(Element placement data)
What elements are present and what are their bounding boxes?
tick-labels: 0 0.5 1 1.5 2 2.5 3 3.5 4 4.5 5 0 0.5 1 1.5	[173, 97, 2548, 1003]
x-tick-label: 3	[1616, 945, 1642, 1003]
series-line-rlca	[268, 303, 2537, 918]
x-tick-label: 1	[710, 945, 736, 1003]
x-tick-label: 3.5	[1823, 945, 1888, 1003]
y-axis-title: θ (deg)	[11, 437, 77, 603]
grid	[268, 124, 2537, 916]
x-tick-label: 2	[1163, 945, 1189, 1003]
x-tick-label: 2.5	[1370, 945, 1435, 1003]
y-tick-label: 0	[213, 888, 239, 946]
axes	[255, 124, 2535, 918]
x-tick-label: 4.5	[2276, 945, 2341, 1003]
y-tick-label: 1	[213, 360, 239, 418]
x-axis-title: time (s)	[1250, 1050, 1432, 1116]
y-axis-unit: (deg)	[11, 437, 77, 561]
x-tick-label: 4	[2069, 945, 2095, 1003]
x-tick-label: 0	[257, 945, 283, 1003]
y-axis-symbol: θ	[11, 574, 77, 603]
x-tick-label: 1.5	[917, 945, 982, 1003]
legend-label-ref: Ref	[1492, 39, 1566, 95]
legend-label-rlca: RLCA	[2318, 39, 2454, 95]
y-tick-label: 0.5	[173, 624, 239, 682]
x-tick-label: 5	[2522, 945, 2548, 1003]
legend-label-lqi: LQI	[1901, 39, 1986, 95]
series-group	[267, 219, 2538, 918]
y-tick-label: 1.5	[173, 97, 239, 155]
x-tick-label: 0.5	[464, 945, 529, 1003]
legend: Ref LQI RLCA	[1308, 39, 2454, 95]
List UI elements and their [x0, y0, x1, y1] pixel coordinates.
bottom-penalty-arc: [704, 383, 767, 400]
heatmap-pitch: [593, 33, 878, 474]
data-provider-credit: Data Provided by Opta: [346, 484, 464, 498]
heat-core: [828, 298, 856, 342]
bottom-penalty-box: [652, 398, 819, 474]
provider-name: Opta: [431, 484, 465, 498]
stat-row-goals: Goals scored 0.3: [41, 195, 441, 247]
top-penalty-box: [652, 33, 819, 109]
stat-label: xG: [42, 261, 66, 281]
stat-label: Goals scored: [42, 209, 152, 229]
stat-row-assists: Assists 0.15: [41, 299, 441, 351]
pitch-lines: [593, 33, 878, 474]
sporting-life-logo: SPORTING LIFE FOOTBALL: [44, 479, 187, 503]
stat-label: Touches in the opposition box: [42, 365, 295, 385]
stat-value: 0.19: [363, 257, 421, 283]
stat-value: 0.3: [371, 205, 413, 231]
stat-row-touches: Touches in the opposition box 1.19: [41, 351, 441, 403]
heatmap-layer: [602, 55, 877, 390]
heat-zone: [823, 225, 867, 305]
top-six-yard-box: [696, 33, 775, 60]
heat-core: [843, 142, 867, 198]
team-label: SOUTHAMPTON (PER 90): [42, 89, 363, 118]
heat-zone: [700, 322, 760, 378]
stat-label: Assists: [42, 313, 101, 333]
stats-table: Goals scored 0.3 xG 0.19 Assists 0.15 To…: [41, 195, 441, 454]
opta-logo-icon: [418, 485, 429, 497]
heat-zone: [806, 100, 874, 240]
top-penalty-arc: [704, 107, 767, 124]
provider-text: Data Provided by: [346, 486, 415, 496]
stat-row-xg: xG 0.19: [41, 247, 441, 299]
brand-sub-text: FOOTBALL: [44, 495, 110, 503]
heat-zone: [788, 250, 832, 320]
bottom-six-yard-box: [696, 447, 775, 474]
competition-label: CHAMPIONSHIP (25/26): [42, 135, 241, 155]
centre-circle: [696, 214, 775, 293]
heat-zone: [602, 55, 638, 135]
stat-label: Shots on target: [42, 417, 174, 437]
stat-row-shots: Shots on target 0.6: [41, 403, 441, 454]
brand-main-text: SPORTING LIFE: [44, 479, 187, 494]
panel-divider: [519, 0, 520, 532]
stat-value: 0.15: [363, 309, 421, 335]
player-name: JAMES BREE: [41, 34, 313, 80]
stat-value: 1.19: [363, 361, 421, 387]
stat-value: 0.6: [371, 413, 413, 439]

→ Short problem:
Convert the lines of the items, from the first line through the line containing "945, 1189, 1003]" (both inclusive), into a JSON list of strings with one string per line and any blank lines omitted.

→ Answer to this problem:
[
  "What elements are present and what are their bounding boxes?",
  "tick-labels: 0 0.5 1 1.5 2 2.5 3 3.5 4 4.5 5 0 0.5 1 1.5\t[173, 97, 2548, 1003]",
  "x-tick-label: 3\t[1616, 945, 1642, 1003]",
  "series-line-rlca\t[268, 303, 2537, 918]",
  "x-tick-label: 1\t[710, 945, 736, 1003]",
  "x-tick-label: 3.5\t[1823, 945, 1888, 1003]",
  "y-axis-title: θ (deg)\t[11, 437, 77, 603]",
  "grid\t[268, 124, 2537, 916]",
  "x-tick-label: 2\t[1163, 945, 1189, 1003]"
]